Problem description
In the entries below, find the string "April" and return each line holding it.

Extracted data entries
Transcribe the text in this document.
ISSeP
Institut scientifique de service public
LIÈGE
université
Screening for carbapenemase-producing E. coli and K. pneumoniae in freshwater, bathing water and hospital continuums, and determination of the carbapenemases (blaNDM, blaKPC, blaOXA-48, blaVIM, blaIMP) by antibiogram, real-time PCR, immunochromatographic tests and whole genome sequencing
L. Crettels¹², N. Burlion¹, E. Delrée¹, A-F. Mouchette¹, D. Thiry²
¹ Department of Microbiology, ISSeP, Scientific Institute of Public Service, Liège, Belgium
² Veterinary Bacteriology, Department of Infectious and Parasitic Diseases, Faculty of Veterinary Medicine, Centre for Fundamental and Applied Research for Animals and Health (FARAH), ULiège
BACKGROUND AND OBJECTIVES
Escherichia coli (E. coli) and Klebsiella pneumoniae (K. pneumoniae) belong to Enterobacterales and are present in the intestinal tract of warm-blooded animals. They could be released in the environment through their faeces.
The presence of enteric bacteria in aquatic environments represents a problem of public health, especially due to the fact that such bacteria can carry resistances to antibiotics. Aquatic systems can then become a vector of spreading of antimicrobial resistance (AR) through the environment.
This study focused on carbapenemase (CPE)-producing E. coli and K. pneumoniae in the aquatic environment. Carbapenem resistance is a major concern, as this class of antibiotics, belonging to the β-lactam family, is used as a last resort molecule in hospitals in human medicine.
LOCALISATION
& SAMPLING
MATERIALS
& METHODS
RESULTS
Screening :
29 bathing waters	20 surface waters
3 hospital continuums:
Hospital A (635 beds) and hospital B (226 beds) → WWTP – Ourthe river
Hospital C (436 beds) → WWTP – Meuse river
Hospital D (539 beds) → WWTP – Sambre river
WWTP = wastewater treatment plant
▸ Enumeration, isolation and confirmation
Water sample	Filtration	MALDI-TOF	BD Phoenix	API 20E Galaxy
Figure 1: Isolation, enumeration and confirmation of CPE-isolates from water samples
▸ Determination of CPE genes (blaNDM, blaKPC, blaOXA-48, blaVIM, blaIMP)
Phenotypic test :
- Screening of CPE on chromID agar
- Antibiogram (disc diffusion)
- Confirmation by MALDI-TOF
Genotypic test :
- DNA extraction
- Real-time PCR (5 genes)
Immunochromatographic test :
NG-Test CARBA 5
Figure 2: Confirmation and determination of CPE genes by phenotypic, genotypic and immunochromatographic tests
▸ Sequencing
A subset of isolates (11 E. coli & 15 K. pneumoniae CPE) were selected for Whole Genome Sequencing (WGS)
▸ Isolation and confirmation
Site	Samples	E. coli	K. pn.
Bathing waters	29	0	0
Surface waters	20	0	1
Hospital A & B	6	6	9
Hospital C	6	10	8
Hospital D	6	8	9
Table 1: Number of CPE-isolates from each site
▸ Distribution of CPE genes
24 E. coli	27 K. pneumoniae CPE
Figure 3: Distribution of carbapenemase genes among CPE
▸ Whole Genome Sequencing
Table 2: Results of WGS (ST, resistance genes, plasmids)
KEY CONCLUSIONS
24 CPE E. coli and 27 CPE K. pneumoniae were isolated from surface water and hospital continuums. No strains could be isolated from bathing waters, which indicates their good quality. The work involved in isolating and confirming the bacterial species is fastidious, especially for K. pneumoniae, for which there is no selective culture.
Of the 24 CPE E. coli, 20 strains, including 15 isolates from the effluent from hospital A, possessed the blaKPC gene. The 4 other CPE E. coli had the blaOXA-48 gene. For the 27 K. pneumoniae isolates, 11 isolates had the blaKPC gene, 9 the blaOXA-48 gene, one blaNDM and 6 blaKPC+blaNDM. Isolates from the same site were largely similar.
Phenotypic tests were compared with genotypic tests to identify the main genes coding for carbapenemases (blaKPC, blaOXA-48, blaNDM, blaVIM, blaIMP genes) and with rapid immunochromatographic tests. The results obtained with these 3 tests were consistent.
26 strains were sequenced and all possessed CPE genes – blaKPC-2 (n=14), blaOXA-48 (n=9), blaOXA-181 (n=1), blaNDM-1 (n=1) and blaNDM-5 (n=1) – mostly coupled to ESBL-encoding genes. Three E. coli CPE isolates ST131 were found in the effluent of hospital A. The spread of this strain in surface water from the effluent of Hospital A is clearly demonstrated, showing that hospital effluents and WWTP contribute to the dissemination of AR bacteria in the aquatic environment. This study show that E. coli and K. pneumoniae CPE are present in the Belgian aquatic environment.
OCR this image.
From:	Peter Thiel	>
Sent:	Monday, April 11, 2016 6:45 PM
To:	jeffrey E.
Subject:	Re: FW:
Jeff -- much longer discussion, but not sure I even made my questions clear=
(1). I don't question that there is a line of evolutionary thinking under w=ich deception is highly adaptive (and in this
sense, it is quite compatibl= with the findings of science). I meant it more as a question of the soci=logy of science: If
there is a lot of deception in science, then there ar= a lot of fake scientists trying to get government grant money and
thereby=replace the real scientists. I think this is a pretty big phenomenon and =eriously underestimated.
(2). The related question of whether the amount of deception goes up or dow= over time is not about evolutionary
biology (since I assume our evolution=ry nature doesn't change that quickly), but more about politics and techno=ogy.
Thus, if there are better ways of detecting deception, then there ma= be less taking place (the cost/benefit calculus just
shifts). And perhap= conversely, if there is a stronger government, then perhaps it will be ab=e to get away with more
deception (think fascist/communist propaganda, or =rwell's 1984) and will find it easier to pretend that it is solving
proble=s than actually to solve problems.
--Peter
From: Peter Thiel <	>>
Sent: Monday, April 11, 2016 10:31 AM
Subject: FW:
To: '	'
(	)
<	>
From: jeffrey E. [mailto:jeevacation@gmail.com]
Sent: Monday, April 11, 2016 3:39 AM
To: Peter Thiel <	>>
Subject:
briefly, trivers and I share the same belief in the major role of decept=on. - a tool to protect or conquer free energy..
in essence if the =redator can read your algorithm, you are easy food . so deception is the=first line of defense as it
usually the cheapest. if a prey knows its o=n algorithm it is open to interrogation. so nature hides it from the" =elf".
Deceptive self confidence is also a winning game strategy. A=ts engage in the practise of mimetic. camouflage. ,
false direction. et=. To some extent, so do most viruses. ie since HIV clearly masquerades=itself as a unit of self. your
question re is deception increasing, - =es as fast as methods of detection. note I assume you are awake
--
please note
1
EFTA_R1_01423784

Response
Sent:	Monday, April 11, 2016 6:45 PM
Sent: Monday, April 11, 2016 10:31 AM
Sent: Monday, April 11, 2016 3:39 AM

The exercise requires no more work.